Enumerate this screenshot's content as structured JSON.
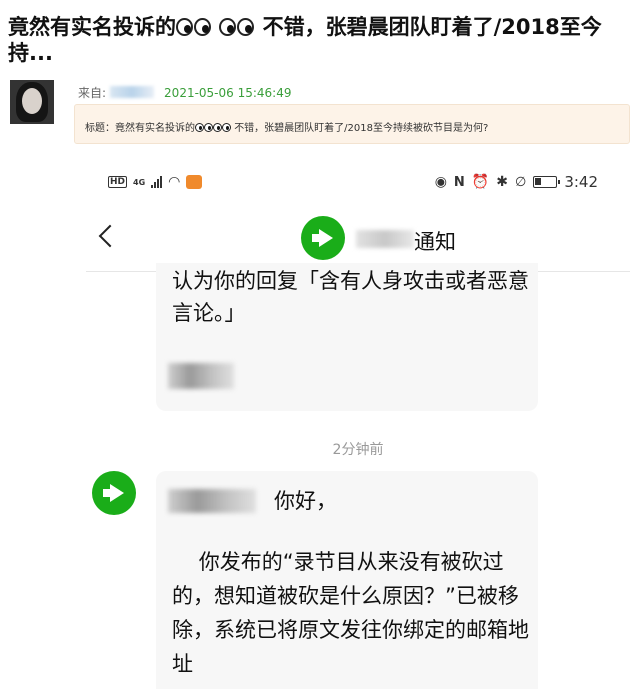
{
  "article": {
    "headline_part1": "竟然有实名投诉的",
    "headline_part2": "不错，张碧晨团队盯着了/2018至今持...",
    "meta_from": "来自:",
    "meta_time": "2021-05-06 15:46:49",
    "subject_part1": "标题：竟然有实名投诉的",
    "subject_part2": "不错，张碧晨团队盯着了/2018至今持续被砍节目是为何?"
  },
  "phone": {
    "status_time": "3:42",
    "network": "4G",
    "hd_label": "HD",
    "nav_title": "通知",
    "message1_text": "认为你的回复「含有人身攻击或者恶意言论。」",
    "time_separator": "2分钟前",
    "message2_greeting": "你好，",
    "message2_body": "    你发布的“录节目从来没有被砍过的，想知道被砍是什么原因？”已被移除，系统已将原文发往你绑定的邮箱地址"
  },
  "colors": {
    "accent_green": "#1aad19",
    "timestamp_green": "#3a9e3a",
    "subject_bg": "#fdf3e8"
  },
  "icons": [
    "eyes-emoji-icon",
    "back-arrow-icon",
    "megaphone-icon",
    "signal-icon",
    "wifi-icon",
    "eye-icon",
    "nfc-icon",
    "alarm-icon",
    "bluetooth-icon",
    "mute-icon",
    "battery-icon"
  ]
}
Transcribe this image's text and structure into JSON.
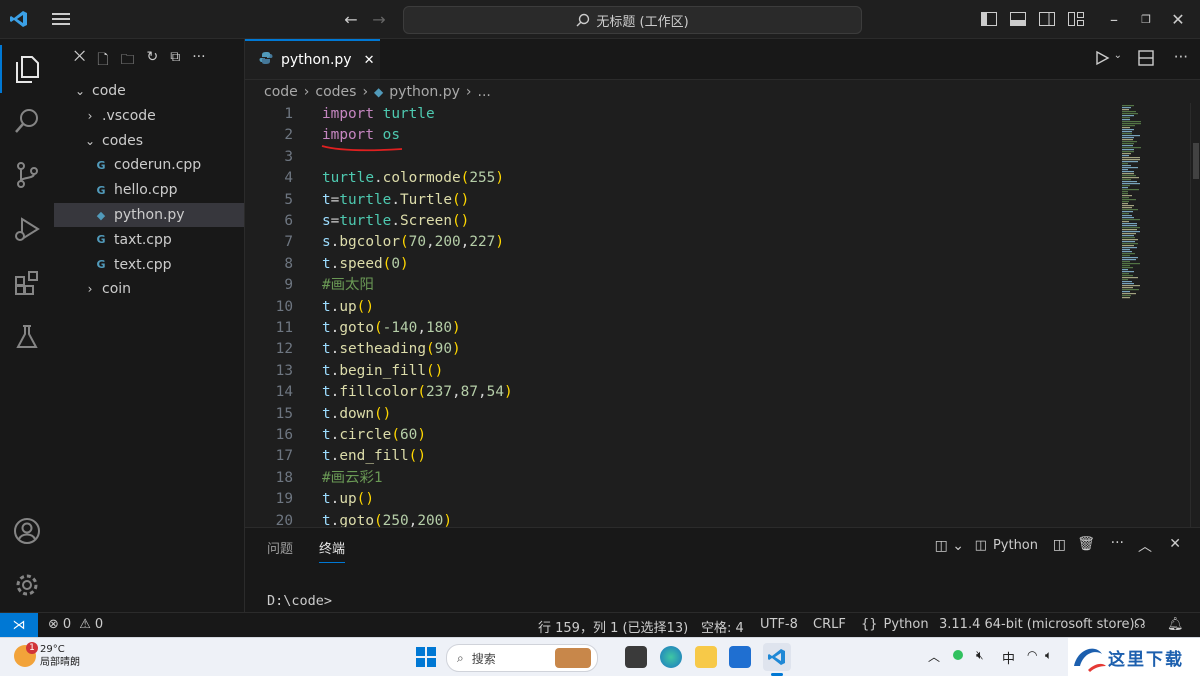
{
  "titlebar": {
    "search_text": "无标题 (工作区)"
  },
  "sidebar": {
    "tree": [
      {
        "label": "code",
        "kind": "folder-open",
        "depth": 0
      },
      {
        "label": ".vscode",
        "kind": "folder-closed",
        "depth": 1
      },
      {
        "label": "codes",
        "kind": "folder-open",
        "depth": 1
      },
      {
        "label": "coderun.cpp",
        "kind": "cpp",
        "depth": 2
      },
      {
        "label": "hello.cpp",
        "kind": "cpp",
        "depth": 2
      },
      {
        "label": "python.py",
        "kind": "py",
        "depth": 2,
        "selected": true
      },
      {
        "label": "taxt.cpp",
        "kind": "cpp",
        "depth": 2
      },
      {
        "label": "text.cpp",
        "kind": "cpp",
        "depth": 2
      },
      {
        "label": "coin",
        "kind": "folder-closed",
        "depth": 1
      }
    ]
  },
  "editor": {
    "tab_label": "python.py",
    "breadcrumb": [
      "code",
      "codes",
      "python.py",
      "..."
    ],
    "lines": [
      {
        "n": "1",
        "text": "import turtle"
      },
      {
        "n": "2",
        "text": "import os"
      },
      {
        "n": "3",
        "text": ""
      },
      {
        "n": "4",
        "text": "turtle.colormode(255)"
      },
      {
        "n": "5",
        "text": "t=turtle.Turtle()"
      },
      {
        "n": "6",
        "text": "s=turtle.Screen()"
      },
      {
        "n": "7",
        "text": "s.bgcolor(70,200,227)"
      },
      {
        "n": "8",
        "text": "t.speed(0)"
      },
      {
        "n": "9",
        "text": "#画太阳"
      },
      {
        "n": "10",
        "text": "t.up()"
      },
      {
        "n": "11",
        "text": "t.goto(-140,180)"
      },
      {
        "n": "12",
        "text": "t.setheading(90)"
      },
      {
        "n": "13",
        "text": "t.begin_fill()"
      },
      {
        "n": "14",
        "text": "t.fillcolor(237,87,54)"
      },
      {
        "n": "15",
        "text": "t.down()"
      },
      {
        "n": "16",
        "text": "t.circle(60)"
      },
      {
        "n": "17",
        "text": "t.end_fill()"
      },
      {
        "n": "18",
        "text": "#画云彩1"
      },
      {
        "n": "19",
        "text": "t.up()"
      },
      {
        "n": "20",
        "text": "t.goto(250,200)"
      }
    ]
  },
  "panel": {
    "tabs": [
      "问题",
      "终端"
    ],
    "active_tab": "终端",
    "terminal_kind": "Python",
    "terminal_text": "D:\\code>"
  },
  "statusbar": {
    "errors": "0",
    "warnings": "0",
    "cursor": "行 159，列 1 (已选择13)",
    "spaces": "空格: 4",
    "encoding": "UTF-8",
    "eol": "CRLF",
    "language": "Python",
    "interpreter": "3.11.4 64-bit (microsoft store)"
  },
  "taskbar": {
    "weather_temp": "29°C",
    "weather_desc": "局部晴朗",
    "weather_badge": "1",
    "search_label": "搜索",
    "ime": "中",
    "watermark": "这里下载"
  },
  "colors": {
    "accent": "#0078d4",
    "keyword": "#c586c0",
    "module": "#4ec9b0",
    "function": "#dcdcaa",
    "number": "#b5cea8",
    "comment": "#6a9955"
  }
}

=====

EXERCISE. Repeat the data exactly, without the pictures.

RIGHT ANSWER.
Enumerate this screenshot's content as structured JSON.
{
  "article": {
    "headline_part1": "竟然有实名投诉的",
    "headline_part2": "不错，张碧晨团队盯着了/2018至今持...",
    "meta_from": "来自:",
    "meta_time": "2021-05-06 15:46:49",
    "subject_part1": "标题：竟然有实名投诉的",
    "subject_part2": "不错，张碧晨团队盯着了/2018至今持续被砍节目是为何?"
  },
  "phone": {
    "status_time": "3:42",
    "network": "4G",
    "hd_label": "HD",
    "nav_title": "通知",
    "message1_text": "认为你的回复「含有人身攻击或者恶意言论。」",
    "time_separator": "2分钟前",
    "message2_greeting": "你好，",
    "message2_body": "    你发布的“录节目从来没有被砍过的，想知道被砍是什么原因？”已被移除，系统已将原文发往你绑定的邮箱地址"
  },
  "colors": {
    "accent_green": "#1aad19",
    "timestamp_green": "#3a9e3a",
    "subject_bg": "#fdf3e8"
  },
  "icons": [
    "eyes-emoji-icon",
    "back-arrow-icon",
    "megaphone-icon",
    "signal-icon",
    "wifi-icon",
    "eye-icon",
    "nfc-icon",
    "alarm-icon",
    "bluetooth-icon",
    "mute-icon",
    "battery-icon"
  ]
}
Transcribe this image's text and structure into JSON.
{
  "titlebar": {
    "search_text": "无标题 (工作区)"
  },
  "sidebar": {
    "tree": [
      {
        "label": "code",
        "kind": "folder-open",
        "depth": 0
      },
      {
        "label": ".vscode",
        "kind": "folder-closed",
        "depth": 1
      },
      {
        "label": "codes",
        "kind": "folder-open",
        "depth": 1
      },
      {
        "label": "coderun.cpp",
        "kind": "cpp",
        "depth": 2
      },
      {
        "label": "hello.cpp",
        "kind": "cpp",
        "depth": 2
      },
      {
        "label": "python.py",
        "kind": "py",
        "depth": 2,
        "selected": true
      },
      {
        "label": "taxt.cpp",
        "kind": "cpp",
        "depth": 2
      },
      {
        "label": "text.cpp",
        "kind": "cpp",
        "depth": 2
      },
      {
        "label": "coin",
        "kind": "folder-closed",
        "depth": 1
      }
    ]
  },
  "editor": {
    "tab_label": "python.py",
    "breadcrumb": [
      "code",
      "codes",
      "python.py",
      "..."
    ],
    "lines": [
      {
        "n": "1",
        "text": "import turtle"
      },
      {
        "n": "2",
        "text": "import os"
      },
      {
        "n": "3",
        "text": ""
      },
      {
        "n": "4",
        "text": "turtle.colormode(255)"
      },
      {
        "n": "5",
        "text": "t=turtle.Turtle()"
      },
      {
        "n": "6",
        "text": "s=turtle.Screen()"
      },
      {
        "n": "7",
        "text": "s.bgcolor(70,200,227)"
      },
      {
        "n": "8",
        "text": "t.speed(0)"
      },
      {
        "n": "9",
        "text": "#画太阳"
      },
      {
        "n": "10",
        "text": "t.up()"
      },
      {
        "n": "11",
        "text": "t.goto(-140,180)"
      },
      {
        "n": "12",
        "text": "t.setheading(90)"
      },
      {
        "n": "13",
        "text": "t.begin_fill()"
      },
      {
        "n": "14",
        "text": "t.fillcolor(237,87,54)"
      },
      {
        "n": "15",
        "text": "t.down()"
      },
      {
        "n": "16",
        "text": "t.circle(60)"
      },
      {
        "n": "17",
        "text": "t.end_fill()"
      },
      {
        "n": "18",
        "text": "#画云彩1"
      },
      {
        "n": "19",
        "text": "t.up()"
      },
      {
        "n": "20",
        "text": "t.goto(250,200)"
      }
    ]
  },
  "panel": {
    "tabs": [
      "问题",
      "终端"
    ],
    "active_tab": "终端",
    "terminal_kind": "Python",
    "terminal_text": "D:\\code>"
  },
  "statusbar": {
    "errors": "0",
    "warnings": "0",
    "cursor": "行 159，列 1 (已选择13)",
    "spaces": "空格: 4",
    "encoding": "UTF-8",
    "eol": "CRLF",
    "language": "Python",
    "interpreter": "3.11.4 64-bit (microsoft store)"
  },
  "taskbar": {
    "weather_temp": "29°C",
    "weather_desc": "局部晴朗",
    "weather_badge": "1",
    "search_label": "搜索",
    "ime": "中",
    "watermark": "这里下载"
  },
  "colors": {
    "accent": "#0078d4",
    "keyword": "#c586c0",
    "module": "#4ec9b0",
    "function": "#dcdcaa",
    "number": "#b5cea8",
    "comment": "#6a9955"
  }
}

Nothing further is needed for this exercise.